**Given instruction**
Repeat, line for line, the entries printed below.
........
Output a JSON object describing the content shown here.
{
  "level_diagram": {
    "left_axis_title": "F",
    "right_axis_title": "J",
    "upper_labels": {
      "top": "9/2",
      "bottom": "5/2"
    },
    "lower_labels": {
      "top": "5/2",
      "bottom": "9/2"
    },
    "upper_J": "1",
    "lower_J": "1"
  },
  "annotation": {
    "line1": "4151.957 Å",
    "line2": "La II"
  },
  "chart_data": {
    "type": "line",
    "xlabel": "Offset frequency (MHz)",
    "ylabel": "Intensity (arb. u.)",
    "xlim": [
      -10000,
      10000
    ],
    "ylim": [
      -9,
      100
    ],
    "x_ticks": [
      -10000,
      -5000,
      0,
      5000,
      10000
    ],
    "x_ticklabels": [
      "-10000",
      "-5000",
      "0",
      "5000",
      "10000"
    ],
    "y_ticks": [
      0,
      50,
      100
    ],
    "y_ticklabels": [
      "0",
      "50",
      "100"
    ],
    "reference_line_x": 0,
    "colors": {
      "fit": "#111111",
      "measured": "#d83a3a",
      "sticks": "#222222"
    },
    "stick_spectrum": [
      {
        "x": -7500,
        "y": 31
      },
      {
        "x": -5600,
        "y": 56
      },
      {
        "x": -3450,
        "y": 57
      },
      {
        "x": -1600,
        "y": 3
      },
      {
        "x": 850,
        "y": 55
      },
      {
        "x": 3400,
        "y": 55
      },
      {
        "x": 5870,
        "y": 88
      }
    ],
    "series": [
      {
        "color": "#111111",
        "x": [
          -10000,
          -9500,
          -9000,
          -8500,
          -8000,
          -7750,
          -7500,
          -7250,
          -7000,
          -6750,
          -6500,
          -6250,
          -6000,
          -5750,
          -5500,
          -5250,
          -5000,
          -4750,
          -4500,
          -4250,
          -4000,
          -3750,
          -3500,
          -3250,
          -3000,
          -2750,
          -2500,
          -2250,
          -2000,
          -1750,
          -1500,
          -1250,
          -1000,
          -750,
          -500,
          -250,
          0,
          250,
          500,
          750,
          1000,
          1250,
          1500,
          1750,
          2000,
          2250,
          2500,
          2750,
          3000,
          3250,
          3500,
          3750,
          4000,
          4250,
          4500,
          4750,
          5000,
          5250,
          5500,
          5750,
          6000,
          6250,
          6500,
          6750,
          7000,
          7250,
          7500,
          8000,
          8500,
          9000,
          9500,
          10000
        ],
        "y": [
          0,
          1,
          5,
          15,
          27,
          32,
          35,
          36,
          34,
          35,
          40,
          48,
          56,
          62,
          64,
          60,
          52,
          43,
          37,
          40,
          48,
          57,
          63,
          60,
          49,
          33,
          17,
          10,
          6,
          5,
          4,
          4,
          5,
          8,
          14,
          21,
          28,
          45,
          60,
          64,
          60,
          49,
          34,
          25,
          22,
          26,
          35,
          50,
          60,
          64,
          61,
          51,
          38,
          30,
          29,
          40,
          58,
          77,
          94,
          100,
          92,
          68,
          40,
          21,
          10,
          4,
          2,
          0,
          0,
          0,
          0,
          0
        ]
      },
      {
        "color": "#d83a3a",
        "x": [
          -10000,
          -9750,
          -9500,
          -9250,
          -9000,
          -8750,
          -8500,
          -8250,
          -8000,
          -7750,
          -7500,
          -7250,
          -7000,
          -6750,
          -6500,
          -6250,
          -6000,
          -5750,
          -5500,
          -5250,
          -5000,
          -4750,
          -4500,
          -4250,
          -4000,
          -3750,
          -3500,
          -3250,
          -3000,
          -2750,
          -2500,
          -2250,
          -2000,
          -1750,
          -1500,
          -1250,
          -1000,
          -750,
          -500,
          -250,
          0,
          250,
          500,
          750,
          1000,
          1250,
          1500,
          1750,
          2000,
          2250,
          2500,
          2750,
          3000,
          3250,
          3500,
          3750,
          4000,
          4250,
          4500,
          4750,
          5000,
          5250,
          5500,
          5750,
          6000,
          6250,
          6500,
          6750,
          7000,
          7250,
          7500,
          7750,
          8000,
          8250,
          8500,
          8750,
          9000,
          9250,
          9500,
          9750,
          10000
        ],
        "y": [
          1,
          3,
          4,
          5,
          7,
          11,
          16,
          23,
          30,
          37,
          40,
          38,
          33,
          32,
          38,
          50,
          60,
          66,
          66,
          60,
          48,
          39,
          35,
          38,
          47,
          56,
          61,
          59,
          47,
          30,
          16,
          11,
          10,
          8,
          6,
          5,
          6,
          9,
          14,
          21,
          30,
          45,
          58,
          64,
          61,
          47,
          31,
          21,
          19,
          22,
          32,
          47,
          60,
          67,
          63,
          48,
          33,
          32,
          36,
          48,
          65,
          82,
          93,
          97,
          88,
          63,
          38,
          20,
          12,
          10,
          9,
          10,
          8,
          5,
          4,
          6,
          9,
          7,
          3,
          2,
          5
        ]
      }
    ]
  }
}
........
**Output for this task**
Output a JSON object describing the content shown here.
{
  "level_diagram": {
    "left_axis_title": "F",
    "right_axis_title": "J",
    "upper_labels": {
      "top": "9/2",
      "bottom": "5/2"
    },
    "lower_labels": {
      "top": "5/2",
      "bottom": "9/2"
    },
    "upper_J": "1",
    "lower_J": "1"
  },
  "annotation": {
    "line1": "4151.957 Å",
    "line2": "La II"
  },
  "chart_data": {
    "type": "line",
    "xlabel": "Offset frequency (MHz)",
    "ylabel": "Intensity (arb. u.)",
    "xlim": [
      -10000,
      10000
    ],
    "ylim": [
      -9,
      100
    ],
    "x_ticks": [
      -10000,
      -5000,
      0,
      5000,
      10000
    ],
    "x_ticklabels": [
      "-10000",
      "-5000",
      "0",
      "5000",
      "10000"
    ],
    "y_ticks": [
      0,
      50,
      100
    ],
    "y_ticklabels": [
      "0",
      "50",
      "100"
    ],
    "reference_line_x": 0,
    "colors": {
      "fit": "#111111",
      "measured": "#d83a3a",
      "sticks": "#222222"
    },
    "stick_spectrum": [
      {
        "x": -7500,
        "y": 31
      },
      {
        "x": -5600,
        "y": 56
      },
      {
        "x": -3450,
        "y": 57
      },
      {
        "x": -1600,
        "y": 3
      },
      {
        "x": 850,
        "y": 55
      },
      {
        "x": 3400,
        "y": 55
      },
      {
        "x": 5870,
        "y": 88
      }
    ],
    "series": [
      {
        "color": "#111111",
        "x": [
          -10000,
          -9500,
          -9000,
          -8500,
          -8000,
          -7750,
          -7500,
          -7250,
          -7000,
          -6750,
          -6500,
          -6250,
          -6000,
          -5750,
          -5500,
          -5250,
          -5000,
          -4750,
          -4500,
          -4250,
          -4000,
          -3750,
          -3500,
          -3250,
          -3000,
          -2750,
          -2500,
          -2250,
          -2000,
          -1750,
          -1500,
          -1250,
          -1000,
          -750,
          -500,
          -250,
          0,
          250,
          500,
          750,
          1000,
          1250,
          1500,
          1750,
          2000,
          2250,
          2500,
          2750,
          3000,
          3250,
          3500,
          3750,
          4000,
          4250,
          4500,
          4750,
          5000,
          5250,
          5500,
          5750,
          6000,
          6250,
          6500,
          6750,
          7000,
          7250,
          7500,
          8000,
          8500,
          9000,
          9500,
          10000
        ],
        "y": [
          0,
          1,
          5,
          15,
          27,
          32,
          35,
          36,
          34,
          35,
          40,
          48,
          56,
          62,
          64,
          60,
          52,
          43,
          37,
          40,
          48,
          57,
          63,
          60,
          49,
          33,
          17,
          10,
          6,
          5,
          4,
          4,
          5,
          8,
          14,
          21,
          28,
          45,
          60,
          64,
          60,
          49,
          34,
          25,
          22,
          26,
          35,
          50,
          60,
          64,
          61,
          51,
          38,
          30,
          29,
          40,
          58,
          77,
          94,
          100,
          92,
          68,
          40,
          21,
          10,
          4,
          2,
          0,
          0,
          0,
          0,
          0
        ]
      },
      {
        "color": "#d83a3a",
        "x": [
          -10000,
          -9750,
          -9500,
          -9250,
          -9000,
          -8750,
          -8500,
          -8250,
          -8000,
          -7750,
          -7500,
          -7250,
          -7000,
          -6750,
          -6500,
          -6250,
          -6000,
          -5750,
          -5500,
          -5250,
          -5000,
          -4750,
          -4500,
          -4250,
          -4000,
          -3750,
          -3500,
          -3250,
          -3000,
          -2750,
          -2500,
          -2250,
          -2000,
          -1750,
          -1500,
          -1250,
          -1000,
          -750,
          -500,
          -250,
          0,
          250,
          500,
          750,
          1000,
          1250,
          1500,
          1750,
          2000,
          2250,
          2500,
          2750,
          3000,
          3250,
          3500,
          3750,
          4000,
          4250,
          4500,
          4750,
          5000,
          5250,
          5500,
          5750,
          6000,
          6250,
          6500,
          6750,
          7000,
          7250,
          7500,
          7750,
          8000,
          8250,
          8500,
          8750,
          9000,
          9250,
          9500,
          9750,
          10000
        ],
        "y": [
          1,
          3,
          4,
          5,
          7,
          11,
          16,
          23,
          30,
          37,
          40,
          38,
          33,
          32,
          38,
          50,
          60,
          66,
          66,
          60,
          48,
          39,
          35,
          38,
          47,
          56,
          61,
          59,
          47,
          30,
          16,
          11,
          10,
          8,
          6,
          5,
          6,
          9,
          14,
          21,
          30,
          45,
          58,
          64,
          61,
          47,
          31,
          21,
          19,
          22,
          32,
          47,
          60,
          67,
          63,
          48,
          33,
          32,
          36,
          48,
          65,
          82,
          93,
          97,
          88,
          63,
          38,
          20,
          12,
          10,
          9,
          10,
          8,
          5,
          4,
          6,
          9,
          7,
          3,
          2,
          5
        ]
      }
    ]
  }
}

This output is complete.